### YOUR TASK
Please copy all the lines that follow, word for word.

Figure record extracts
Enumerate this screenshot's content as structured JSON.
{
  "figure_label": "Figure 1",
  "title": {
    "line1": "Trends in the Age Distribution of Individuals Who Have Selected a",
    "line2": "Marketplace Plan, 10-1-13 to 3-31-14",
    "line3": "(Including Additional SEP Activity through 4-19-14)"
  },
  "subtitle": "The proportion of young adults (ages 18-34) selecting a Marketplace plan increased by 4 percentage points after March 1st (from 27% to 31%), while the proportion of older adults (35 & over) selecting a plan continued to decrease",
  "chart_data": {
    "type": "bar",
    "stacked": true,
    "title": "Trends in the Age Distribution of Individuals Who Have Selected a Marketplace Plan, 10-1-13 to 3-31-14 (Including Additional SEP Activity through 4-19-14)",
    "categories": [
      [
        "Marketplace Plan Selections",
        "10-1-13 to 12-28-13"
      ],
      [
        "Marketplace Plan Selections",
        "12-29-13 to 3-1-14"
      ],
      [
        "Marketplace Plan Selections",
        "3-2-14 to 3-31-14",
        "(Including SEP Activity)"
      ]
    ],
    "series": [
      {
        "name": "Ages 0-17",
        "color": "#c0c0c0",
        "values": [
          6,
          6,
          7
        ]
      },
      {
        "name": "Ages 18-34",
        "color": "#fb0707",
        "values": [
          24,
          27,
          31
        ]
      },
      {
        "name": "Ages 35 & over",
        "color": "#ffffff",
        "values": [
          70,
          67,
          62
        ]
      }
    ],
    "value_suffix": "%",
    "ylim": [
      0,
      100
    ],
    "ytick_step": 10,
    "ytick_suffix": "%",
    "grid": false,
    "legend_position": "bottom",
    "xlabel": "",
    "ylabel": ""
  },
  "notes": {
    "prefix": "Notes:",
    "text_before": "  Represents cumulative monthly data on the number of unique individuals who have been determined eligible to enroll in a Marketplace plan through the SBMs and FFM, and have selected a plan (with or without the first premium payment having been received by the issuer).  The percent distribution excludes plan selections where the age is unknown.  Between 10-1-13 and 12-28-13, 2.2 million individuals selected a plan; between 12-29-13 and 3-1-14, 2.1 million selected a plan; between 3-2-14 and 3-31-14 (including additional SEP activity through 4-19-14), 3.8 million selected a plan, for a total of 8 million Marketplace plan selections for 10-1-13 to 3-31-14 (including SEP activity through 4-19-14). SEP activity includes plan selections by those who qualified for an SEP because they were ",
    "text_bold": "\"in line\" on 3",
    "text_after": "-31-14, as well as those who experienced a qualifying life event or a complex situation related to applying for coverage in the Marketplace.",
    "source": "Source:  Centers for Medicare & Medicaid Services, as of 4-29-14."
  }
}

### PROBLEM SOLUTION
Enumerate this screenshot's content as structured JSON.
{
  "figure_label": "Figure 1",
  "title": {
    "line1": "Trends in the Age Distribution of Individuals Who Have Selected a",
    "line2": "Marketplace Plan, 10-1-13 to 3-31-14",
    "line3": "(Including Additional SEP Activity through 4-19-14)"
  },
  "subtitle": "The proportion of young adults (ages 18-34) selecting a Marketplace plan increased by 4 percentage points after March 1st (from 27% to 31%), while the proportion of older adults (35 & over) selecting a plan continued to decrease",
  "chart_data": {
    "type": "bar",
    "stacked": true,
    "title": "Trends in the Age Distribution of Individuals Who Have Selected a Marketplace Plan, 10-1-13 to 3-31-14 (Including Additional SEP Activity through 4-19-14)",
    "categories": [
      [
        "Marketplace Plan Selections",
        "10-1-13 to 12-28-13"
      ],
      [
        "Marketplace Plan Selections",
        "12-29-13 to 3-1-14"
      ],
      [
        "Marketplace Plan Selections",
        "3-2-14 to 3-31-14",
        "(Including SEP Activity)"
      ]
    ],
    "series": [
      {
        "name": "Ages 0-17",
        "color": "#c0c0c0",
        "values": [
          6,
          6,
          7
        ]
      },
      {
        "name": "Ages 18-34",
        "color": "#fb0707",
        "values": [
          24,
          27,
          31
        ]
      },
      {
        "name": "Ages 35 & over",
        "color": "#ffffff",
        "values": [
          70,
          67,
          62
        ]
      }
    ],
    "value_suffix": "%",
    "ylim": [
      0,
      100
    ],
    "ytick_step": 10,
    "ytick_suffix": "%",
    "grid": false,
    "legend_position": "bottom",
    "xlabel": "",
    "ylabel": ""
  },
  "notes": {
    "prefix": "Notes:",
    "text_before": "  Represents cumulative monthly data on the number of unique individuals who have been determined eligible to enroll in a Marketplace plan through the SBMs and FFM, and have selected a plan (with or without the first premium payment having been received by the issuer).  The percent distribution excludes plan selections where the age is unknown.  Between 10-1-13 and 12-28-13, 2.2 million individuals selected a plan; between 12-29-13 and 3-1-14, 2.1 million selected a plan; between 3-2-14 and 3-31-14 (including additional SEP activity through 4-19-14), 3.8 million selected a plan, for a total of 8 million Marketplace plan selections for 10-1-13 to 3-31-14 (including SEP activity through 4-19-14). SEP activity includes plan selections by those who qualified for an SEP because they were ",
    "text_bold": "\"in line\" on 3",
    "text_after": "-31-14, as well as those who experienced a qualifying life event or a complex situation related to applying for coverage in the Marketplace.",
    "source": "Source:  Centers for Medicare & Medicaid Services, as of 4-29-14."
  }
}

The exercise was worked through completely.